▶ _Task statement_:
Copy out the whole text below on single-molecule imaging of bacterial cytoskeletons, word for word.

▶ _Supplied text_:

------------------------------------------------------------------------

The recent discoveries of many bacterial cytoskeleton protein molecules have changed our view on the organization of prokaryotic cells. These molecules form extended filamentous structures to carry out essential cellular functions such as cell shape maintenance, DNA segregation, and cell division. Although being an active area of research, mechanistic understandings of these cellular structures, especially their general impact on the dynamics of cellular chemistry is under-explored. We propose to apply single-molecule imaging techniques (photo-activation single-molecule tracking and photo-activation light microscopy) to studying the dynamics of the intracellular bacterial cytoskeletons. The single-molecule techniques provide unique information due to their ability to localize individual fluorescent molecules with nanometer accuracy, which is particularly valuable for bacterial systems because the small size of most bacteria cells. In this proposal stage, we will focus on: (1) studying the interaction between FtsZ filaments and the potential actin homolog FtsA;(2) characterizing the dynamics of Pbp2 protein in relation to the modeling of the cytoskeleton structures;(3) quantifying the impact of cytoskeleton structures to the mobility of the general population of membrane proteins in bacterial cells. Finally, the proposed project, if successful, will also provide a new experimental technique that is generally useful for studying organized structures in biological cells.

------------------------------------------------------------------------

▶ _Recorded data_:

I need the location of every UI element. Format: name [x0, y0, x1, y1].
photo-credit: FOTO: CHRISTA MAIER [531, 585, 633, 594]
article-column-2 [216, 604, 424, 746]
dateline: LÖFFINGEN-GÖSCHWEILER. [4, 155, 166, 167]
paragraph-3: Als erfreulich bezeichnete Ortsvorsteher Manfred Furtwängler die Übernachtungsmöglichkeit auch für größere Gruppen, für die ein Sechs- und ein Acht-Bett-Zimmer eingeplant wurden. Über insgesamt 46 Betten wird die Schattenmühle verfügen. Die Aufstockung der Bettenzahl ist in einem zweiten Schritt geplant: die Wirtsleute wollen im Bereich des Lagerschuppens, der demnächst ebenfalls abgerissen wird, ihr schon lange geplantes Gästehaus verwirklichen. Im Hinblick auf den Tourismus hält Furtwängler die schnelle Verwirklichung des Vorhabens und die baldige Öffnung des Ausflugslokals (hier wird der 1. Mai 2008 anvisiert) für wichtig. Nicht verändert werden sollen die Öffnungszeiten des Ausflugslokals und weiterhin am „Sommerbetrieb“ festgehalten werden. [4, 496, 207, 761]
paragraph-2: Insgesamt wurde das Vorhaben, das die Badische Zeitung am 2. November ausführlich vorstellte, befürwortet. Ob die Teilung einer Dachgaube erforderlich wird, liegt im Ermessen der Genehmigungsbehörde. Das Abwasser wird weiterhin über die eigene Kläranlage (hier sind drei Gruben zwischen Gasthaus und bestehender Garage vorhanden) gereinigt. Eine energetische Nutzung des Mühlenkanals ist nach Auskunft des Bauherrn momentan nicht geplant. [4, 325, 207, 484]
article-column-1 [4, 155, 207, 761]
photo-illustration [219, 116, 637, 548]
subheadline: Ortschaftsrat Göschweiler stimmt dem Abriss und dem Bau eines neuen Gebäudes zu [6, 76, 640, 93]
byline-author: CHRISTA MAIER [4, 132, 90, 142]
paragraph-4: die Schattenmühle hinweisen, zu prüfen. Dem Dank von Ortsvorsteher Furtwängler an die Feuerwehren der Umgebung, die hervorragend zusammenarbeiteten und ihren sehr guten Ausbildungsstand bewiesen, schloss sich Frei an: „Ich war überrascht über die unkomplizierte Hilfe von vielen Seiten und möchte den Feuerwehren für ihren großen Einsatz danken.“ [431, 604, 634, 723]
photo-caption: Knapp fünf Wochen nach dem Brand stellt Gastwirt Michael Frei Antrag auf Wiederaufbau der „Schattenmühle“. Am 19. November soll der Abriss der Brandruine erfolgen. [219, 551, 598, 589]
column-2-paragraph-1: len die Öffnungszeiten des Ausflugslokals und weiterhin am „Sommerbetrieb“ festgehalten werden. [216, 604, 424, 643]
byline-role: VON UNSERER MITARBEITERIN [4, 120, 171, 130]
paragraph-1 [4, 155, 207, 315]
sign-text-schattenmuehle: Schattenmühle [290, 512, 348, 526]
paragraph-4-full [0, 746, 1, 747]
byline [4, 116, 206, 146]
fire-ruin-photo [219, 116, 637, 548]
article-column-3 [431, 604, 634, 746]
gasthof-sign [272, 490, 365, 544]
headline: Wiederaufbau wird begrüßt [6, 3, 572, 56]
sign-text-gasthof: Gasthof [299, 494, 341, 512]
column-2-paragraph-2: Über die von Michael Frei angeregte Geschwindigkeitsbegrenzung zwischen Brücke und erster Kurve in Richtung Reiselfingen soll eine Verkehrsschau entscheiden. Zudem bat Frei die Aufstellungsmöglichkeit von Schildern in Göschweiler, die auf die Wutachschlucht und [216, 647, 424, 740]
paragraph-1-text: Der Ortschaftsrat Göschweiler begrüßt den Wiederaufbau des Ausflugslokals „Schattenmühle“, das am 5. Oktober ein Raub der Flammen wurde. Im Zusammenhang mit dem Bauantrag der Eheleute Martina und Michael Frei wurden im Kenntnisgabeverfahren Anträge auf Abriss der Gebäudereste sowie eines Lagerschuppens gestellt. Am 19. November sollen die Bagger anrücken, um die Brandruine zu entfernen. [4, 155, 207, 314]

------------------------------------------------------------------------

▶ _Task response_:
The recent discoveries of many bacterial cytoskeleton protein molecules have changed our view on the organization of prokaryotic cells. These molecules form extended filamentous structures to carry out essential cellular functions such as cell shape maintenance, DNA segregation, and cell division. Although being an active area of research, mechanistic understandings of these cellular structures, especially their general impact on the dynamics of cellular chemistry is under-explored. We propose to apply single-molecule imaging techniques (photo-activation single-molecule tracking and photo-activation light microscopy) to studying the dynamics of the intracellular bacterial cytoskeletons. The single-molecule techniques provide unique information due to their ability to localize individual fluorescent molecules with nanometer accuracy, which is particularly valuable for bacterial systems because the small size of most bacteria cells. In this proposal stage, we will focus on: (1) studying the interaction between FtsZ filaments and the potential actin homolog FtsA;(2) characterizing the dynamics of Pbp2 protein in relation to the modeling of the cytoskeleton structures;(3) quantifying the impact of cytoskeleton structures to the mobility of the general population of membrane proteins in bacterial cells. Finally, the proposed project, if successful, will also provide a new experimental technique that is generally useful for studying organized structures in biological cells.